■ Problem details ■
Scan the records below. List lines holding "change".
_ _ _ _
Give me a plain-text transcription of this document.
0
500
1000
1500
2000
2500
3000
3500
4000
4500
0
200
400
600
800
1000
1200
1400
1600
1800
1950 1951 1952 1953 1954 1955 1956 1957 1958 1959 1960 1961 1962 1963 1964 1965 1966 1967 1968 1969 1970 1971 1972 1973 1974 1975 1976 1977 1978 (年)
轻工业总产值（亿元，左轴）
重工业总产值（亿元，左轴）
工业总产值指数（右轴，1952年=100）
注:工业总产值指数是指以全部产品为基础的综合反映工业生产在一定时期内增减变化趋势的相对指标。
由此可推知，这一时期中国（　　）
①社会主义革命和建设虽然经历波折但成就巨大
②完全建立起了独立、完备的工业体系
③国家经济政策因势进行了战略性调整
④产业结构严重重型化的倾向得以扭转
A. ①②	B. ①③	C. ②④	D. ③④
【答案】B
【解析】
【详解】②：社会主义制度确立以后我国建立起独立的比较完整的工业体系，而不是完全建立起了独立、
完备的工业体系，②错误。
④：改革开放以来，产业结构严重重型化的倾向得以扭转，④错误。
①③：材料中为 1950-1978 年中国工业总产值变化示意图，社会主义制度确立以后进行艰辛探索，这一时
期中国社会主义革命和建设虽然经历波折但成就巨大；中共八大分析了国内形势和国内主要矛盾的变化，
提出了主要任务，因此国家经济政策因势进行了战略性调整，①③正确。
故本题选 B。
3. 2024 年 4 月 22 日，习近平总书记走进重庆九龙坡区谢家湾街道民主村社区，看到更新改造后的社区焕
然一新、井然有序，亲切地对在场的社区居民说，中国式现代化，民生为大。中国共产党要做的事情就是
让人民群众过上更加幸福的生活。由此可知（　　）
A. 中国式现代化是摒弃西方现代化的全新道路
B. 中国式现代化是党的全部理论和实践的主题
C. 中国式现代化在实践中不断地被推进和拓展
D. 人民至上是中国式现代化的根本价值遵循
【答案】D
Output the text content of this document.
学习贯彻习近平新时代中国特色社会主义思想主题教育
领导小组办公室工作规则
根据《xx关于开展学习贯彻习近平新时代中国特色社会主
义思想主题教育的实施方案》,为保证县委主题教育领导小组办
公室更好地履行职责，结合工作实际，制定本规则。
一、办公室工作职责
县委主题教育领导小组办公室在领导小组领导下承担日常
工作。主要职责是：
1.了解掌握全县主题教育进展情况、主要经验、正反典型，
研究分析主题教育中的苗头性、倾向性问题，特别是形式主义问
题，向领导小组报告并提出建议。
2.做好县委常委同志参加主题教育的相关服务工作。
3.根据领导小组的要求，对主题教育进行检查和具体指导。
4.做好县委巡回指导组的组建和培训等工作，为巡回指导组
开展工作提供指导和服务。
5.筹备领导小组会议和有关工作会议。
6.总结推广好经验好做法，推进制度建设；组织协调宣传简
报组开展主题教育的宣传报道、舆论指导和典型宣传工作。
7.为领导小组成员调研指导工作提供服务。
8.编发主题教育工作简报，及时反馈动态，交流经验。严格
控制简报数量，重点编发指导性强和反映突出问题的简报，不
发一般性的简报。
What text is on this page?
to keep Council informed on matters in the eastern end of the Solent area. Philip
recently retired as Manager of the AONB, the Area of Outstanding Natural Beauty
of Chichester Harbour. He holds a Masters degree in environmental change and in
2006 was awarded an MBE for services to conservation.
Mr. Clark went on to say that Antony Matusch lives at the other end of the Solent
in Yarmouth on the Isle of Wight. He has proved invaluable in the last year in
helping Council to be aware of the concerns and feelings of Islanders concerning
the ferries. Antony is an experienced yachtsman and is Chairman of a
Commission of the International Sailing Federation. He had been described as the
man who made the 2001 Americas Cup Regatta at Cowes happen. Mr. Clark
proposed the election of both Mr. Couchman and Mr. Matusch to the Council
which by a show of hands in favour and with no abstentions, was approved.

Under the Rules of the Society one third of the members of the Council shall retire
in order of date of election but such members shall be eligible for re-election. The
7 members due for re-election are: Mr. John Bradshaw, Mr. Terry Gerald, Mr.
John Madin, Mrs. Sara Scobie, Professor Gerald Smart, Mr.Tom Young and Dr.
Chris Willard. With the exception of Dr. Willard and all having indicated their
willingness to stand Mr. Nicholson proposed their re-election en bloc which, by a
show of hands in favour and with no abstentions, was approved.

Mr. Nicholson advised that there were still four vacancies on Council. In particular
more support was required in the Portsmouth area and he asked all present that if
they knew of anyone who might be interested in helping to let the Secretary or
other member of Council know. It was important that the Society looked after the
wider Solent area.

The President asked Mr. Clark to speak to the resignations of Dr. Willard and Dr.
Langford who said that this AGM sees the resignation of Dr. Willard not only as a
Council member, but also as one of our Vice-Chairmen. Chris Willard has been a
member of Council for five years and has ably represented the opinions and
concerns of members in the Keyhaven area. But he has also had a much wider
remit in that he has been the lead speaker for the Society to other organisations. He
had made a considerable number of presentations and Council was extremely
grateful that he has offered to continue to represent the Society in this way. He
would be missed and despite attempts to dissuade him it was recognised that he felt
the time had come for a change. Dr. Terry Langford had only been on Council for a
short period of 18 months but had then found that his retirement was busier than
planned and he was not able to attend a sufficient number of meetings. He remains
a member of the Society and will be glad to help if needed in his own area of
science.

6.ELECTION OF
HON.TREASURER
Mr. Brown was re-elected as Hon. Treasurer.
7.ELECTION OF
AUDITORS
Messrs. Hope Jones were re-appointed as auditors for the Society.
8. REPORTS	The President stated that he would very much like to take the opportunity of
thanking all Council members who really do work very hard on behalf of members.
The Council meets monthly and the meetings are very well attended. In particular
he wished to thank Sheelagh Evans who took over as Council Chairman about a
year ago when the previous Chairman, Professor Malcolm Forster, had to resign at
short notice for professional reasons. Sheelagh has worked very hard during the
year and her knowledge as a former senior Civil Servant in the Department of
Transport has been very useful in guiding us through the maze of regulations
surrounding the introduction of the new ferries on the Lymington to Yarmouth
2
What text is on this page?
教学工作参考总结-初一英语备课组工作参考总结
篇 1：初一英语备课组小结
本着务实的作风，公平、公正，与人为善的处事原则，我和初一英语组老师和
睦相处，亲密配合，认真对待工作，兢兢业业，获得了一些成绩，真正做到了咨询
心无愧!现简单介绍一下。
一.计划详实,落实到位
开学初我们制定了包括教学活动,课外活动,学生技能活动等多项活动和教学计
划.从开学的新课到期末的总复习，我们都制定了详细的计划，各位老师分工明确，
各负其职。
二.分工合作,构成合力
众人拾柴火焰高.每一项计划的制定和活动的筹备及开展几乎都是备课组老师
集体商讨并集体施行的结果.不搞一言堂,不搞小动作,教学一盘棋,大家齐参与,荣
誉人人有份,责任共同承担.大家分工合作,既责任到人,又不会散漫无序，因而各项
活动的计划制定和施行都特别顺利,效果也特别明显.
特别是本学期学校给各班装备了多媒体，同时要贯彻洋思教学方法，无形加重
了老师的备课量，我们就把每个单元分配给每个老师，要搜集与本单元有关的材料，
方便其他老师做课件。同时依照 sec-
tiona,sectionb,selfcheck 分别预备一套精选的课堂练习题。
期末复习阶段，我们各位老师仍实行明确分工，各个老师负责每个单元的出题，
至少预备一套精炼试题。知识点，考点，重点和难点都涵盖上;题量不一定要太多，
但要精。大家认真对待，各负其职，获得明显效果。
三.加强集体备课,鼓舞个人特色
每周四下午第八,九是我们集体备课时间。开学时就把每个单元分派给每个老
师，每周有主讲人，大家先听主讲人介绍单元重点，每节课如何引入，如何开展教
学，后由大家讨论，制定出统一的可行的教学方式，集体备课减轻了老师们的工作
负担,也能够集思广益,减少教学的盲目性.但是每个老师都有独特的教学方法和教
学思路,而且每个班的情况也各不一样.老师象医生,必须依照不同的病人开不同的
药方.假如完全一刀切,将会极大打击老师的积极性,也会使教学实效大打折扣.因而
_ _ _ _
■ Full output ■
of Chichester Harbour. He holds a Masters degree in environmental change and in
the time had come for a change. Dr. Terry Langford had only been on Council for a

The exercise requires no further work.